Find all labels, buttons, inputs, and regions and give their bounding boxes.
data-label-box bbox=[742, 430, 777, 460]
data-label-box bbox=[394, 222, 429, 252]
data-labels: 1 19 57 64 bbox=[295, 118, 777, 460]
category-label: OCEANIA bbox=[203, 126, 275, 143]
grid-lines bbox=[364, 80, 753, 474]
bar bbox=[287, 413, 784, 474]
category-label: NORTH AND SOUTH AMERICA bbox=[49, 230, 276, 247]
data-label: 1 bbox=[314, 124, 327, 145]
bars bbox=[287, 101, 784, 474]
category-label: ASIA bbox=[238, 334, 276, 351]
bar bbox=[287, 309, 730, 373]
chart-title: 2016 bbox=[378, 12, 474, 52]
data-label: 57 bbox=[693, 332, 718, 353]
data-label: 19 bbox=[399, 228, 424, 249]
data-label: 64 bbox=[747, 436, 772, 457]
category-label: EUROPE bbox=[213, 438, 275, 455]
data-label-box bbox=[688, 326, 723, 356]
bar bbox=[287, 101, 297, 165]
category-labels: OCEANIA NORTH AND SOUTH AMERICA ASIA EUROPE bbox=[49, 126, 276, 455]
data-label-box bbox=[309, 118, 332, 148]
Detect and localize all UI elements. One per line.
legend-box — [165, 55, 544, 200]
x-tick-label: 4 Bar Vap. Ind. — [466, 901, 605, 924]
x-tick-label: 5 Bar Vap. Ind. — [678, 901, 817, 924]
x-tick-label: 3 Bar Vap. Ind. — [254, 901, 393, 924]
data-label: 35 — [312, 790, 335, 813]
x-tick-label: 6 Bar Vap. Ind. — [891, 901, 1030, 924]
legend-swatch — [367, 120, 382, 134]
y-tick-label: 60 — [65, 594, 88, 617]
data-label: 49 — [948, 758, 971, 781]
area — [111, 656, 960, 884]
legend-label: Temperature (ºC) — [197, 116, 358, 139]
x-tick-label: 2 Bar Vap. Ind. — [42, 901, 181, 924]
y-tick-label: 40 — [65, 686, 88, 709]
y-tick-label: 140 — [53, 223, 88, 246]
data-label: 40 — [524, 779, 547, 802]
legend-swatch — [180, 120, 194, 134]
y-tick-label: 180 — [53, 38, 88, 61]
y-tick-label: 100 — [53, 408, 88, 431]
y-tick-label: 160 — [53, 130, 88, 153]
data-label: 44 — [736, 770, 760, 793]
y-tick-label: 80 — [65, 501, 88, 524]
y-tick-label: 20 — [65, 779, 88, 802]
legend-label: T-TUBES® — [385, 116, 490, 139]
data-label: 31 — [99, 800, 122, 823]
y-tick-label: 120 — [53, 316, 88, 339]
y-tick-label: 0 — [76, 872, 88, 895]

What to do -
Reproduce all of the records above line for line, with no changes.

Completed task -
Find all labels, buttons, inputs, and regions and give their bounding boxes.
data-label-box bbox=[742, 430, 777, 460]
data-label-box bbox=[394, 222, 429, 252]
data-labels: 1 19 57 64 bbox=[295, 118, 777, 460]
category-label: OCEANIA bbox=[203, 126, 275, 143]
grid-lines bbox=[364, 80, 753, 474]
bar bbox=[287, 413, 784, 474]
category-label: NORTH AND SOUTH AMERICA bbox=[49, 230, 276, 247]
data-label: 1 bbox=[314, 124, 327, 145]
bars bbox=[287, 101, 784, 474]
category-label: ASIA bbox=[238, 334, 276, 351]
bar bbox=[287, 309, 730, 373]
chart-title: 2016 bbox=[378, 12, 474, 52]
data-label: 57 bbox=[693, 332, 718, 353]
data-label: 19 bbox=[399, 228, 424, 249]
data-label: 64 bbox=[747, 436, 772, 457]
category-label: EUROPE bbox=[213, 438, 275, 455]
data-label-box bbox=[688, 326, 723, 356]
bar bbox=[287, 101, 297, 165]
category-labels: OCEANIA NORTH AND SOUTH AMERICA ASIA EUROPE bbox=[49, 126, 276, 455]
data-label-box bbox=[309, 118, 332, 148]
Detect and localize all UI elements. One per line.
legend-box — [165, 55, 544, 200]
x-tick-label: 4 Bar Vap. Ind. — [466, 901, 605, 924]
x-tick-label: 5 Bar Vap. Ind. — [678, 901, 817, 924]
x-tick-label: 3 Bar Vap. Ind. — [254, 901, 393, 924]
data-label: 35 — [312, 790, 335, 813]
x-tick-label: 6 Bar Vap. Ind. — [891, 901, 1030, 924]
legend-swatch — [367, 120, 382, 134]
y-tick-label: 60 — [65, 594, 88, 617]
data-label: 49 — [948, 758, 971, 781]
area — [111, 656, 960, 884]
legend-label: Temperature (ºC) — [197, 116, 358, 139]
x-tick-label: 2 Bar Vap. Ind. — [42, 901, 181, 924]
y-tick-label: 40 — [65, 686, 88, 709]
y-tick-label: 140 — [53, 223, 88, 246]
data-label: 40 — [524, 779, 547, 802]
legend-swatch — [180, 120, 194, 134]
y-tick-label: 180 — [53, 38, 88, 61]
y-tick-label: 100 — [53, 408, 88, 431]
y-tick-label: 160 — [53, 130, 88, 153]
data-label: 44 — [736, 770, 760, 793]
y-tick-label: 80 — [65, 501, 88, 524]
y-tick-label: 20 — [65, 779, 88, 802]
legend-label: T-TUBES® — [385, 116, 490, 139]
data-label: 31 — [99, 800, 122, 823]
y-tick-label: 120 — [53, 316, 88, 339]
y-tick-label: 0 — [76, 872, 88, 895]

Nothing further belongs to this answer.